◆ Prompt:
Write out each line of the listing as it stands, without the images.

◆ Given records:
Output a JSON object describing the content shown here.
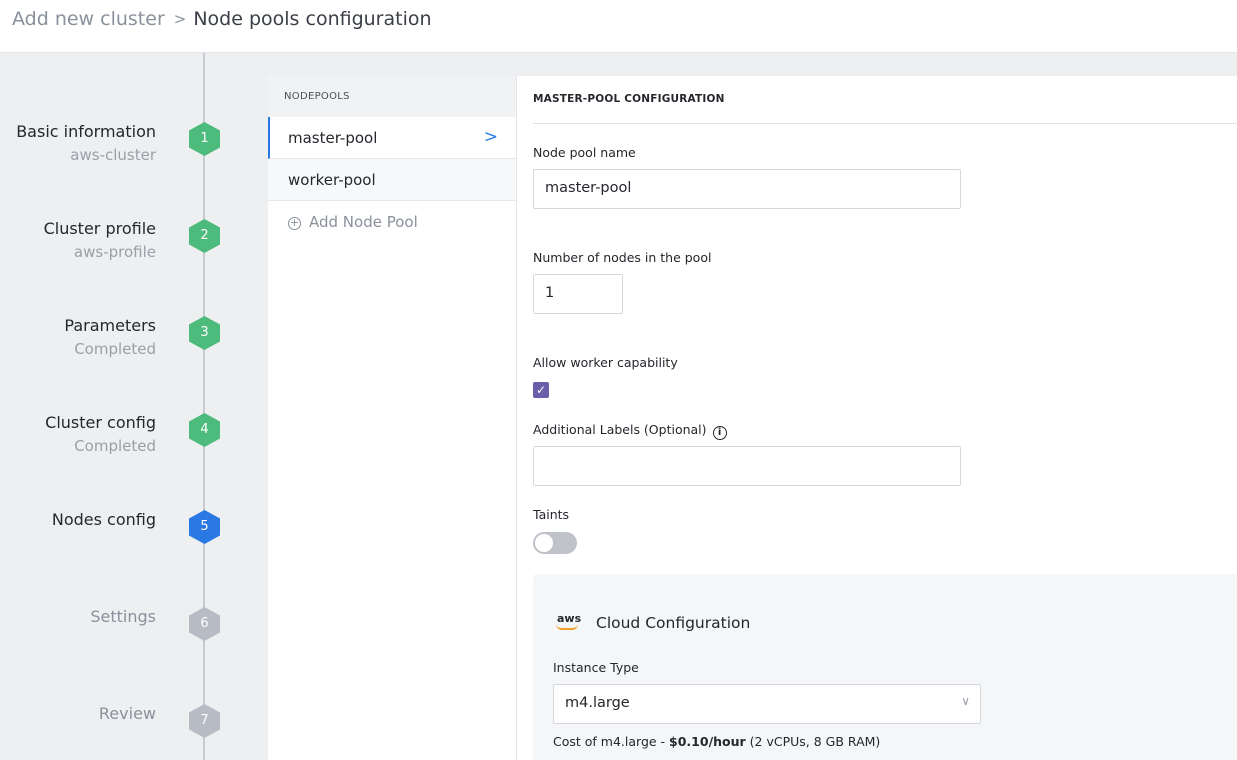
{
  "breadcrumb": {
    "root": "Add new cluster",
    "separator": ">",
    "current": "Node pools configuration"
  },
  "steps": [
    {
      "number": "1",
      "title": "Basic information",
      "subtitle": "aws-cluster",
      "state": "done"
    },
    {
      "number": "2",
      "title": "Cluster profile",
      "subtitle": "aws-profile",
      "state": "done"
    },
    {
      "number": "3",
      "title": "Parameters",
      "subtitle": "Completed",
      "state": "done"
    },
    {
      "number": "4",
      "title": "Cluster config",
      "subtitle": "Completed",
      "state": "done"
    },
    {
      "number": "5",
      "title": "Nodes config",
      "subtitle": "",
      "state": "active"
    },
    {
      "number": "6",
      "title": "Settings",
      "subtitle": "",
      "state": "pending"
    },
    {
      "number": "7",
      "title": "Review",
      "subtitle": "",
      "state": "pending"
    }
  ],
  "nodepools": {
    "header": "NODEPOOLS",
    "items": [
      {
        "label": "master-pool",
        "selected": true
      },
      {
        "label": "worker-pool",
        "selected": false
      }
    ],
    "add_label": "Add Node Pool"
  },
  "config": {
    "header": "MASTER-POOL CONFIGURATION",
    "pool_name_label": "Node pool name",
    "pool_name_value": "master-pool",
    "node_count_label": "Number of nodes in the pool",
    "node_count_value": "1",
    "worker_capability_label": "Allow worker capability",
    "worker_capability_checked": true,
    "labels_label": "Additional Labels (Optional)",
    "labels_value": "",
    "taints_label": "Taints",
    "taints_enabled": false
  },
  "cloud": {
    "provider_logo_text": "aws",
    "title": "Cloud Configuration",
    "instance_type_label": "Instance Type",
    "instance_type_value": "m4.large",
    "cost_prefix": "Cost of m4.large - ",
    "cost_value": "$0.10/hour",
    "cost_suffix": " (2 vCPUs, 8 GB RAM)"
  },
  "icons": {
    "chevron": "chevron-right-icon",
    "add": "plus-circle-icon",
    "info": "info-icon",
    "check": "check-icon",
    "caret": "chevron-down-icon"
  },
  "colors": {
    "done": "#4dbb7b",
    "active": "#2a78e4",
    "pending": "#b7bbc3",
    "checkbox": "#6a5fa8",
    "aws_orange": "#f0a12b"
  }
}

◆ Task answer:
Output a JSON object describing the content shown here.
{
  "breadcrumb": {
    "root": "Add new cluster",
    "separator": ">",
    "current": "Node pools configuration"
  },
  "steps": [
    {
      "number": "1",
      "title": "Basic information",
      "subtitle": "aws-cluster",
      "state": "done"
    },
    {
      "number": "2",
      "title": "Cluster profile",
      "subtitle": "aws-profile",
      "state": "done"
    },
    {
      "number": "3",
      "title": "Parameters",
      "subtitle": "Completed",
      "state": "done"
    },
    {
      "number": "4",
      "title": "Cluster config",
      "subtitle": "Completed",
      "state": "done"
    },
    {
      "number": "5",
      "title": "Nodes config",
      "subtitle": "",
      "state": "active"
    },
    {
      "number": "6",
      "title": "Settings",
      "subtitle": "",
      "state": "pending"
    },
    {
      "number": "7",
      "title": "Review",
      "subtitle": "",
      "state": "pending"
    }
  ],
  "nodepools": {
    "header": "NODEPOOLS",
    "items": [
      {
        "label": "master-pool",
        "selected": true
      },
      {
        "label": "worker-pool",
        "selected": false
      }
    ],
    "add_label": "Add Node Pool"
  },
  "config": {
    "header": "MASTER-POOL CONFIGURATION",
    "pool_name_label": "Node pool name",
    "pool_name_value": "master-pool",
    "node_count_label": "Number of nodes in the pool",
    "node_count_value": "1",
    "worker_capability_label": "Allow worker capability",
    "worker_capability_checked": true,
    "labels_label": "Additional Labels (Optional)",
    "labels_value": "",
    "taints_label": "Taints",
    "taints_enabled": false
  },
  "cloud": {
    "provider_logo_text": "aws",
    "title": "Cloud Configuration",
    "instance_type_label": "Instance Type",
    "instance_type_value": "m4.large",
    "cost_prefix": "Cost of m4.large - ",
    "cost_value": "$0.10/hour",
    "cost_suffix": " (2 vCPUs, 8 GB RAM)"
  },
  "icons": {
    "chevron": "chevron-right-icon",
    "add": "plus-circle-icon",
    "info": "info-icon",
    "check": "check-icon",
    "caret": "chevron-down-icon"
  },
  "colors": {
    "done": "#4dbb7b",
    "active": "#2a78e4",
    "pending": "#b7bbc3",
    "checkbox": "#6a5fa8",
    "aws_orange": "#f0a12b"
  }
}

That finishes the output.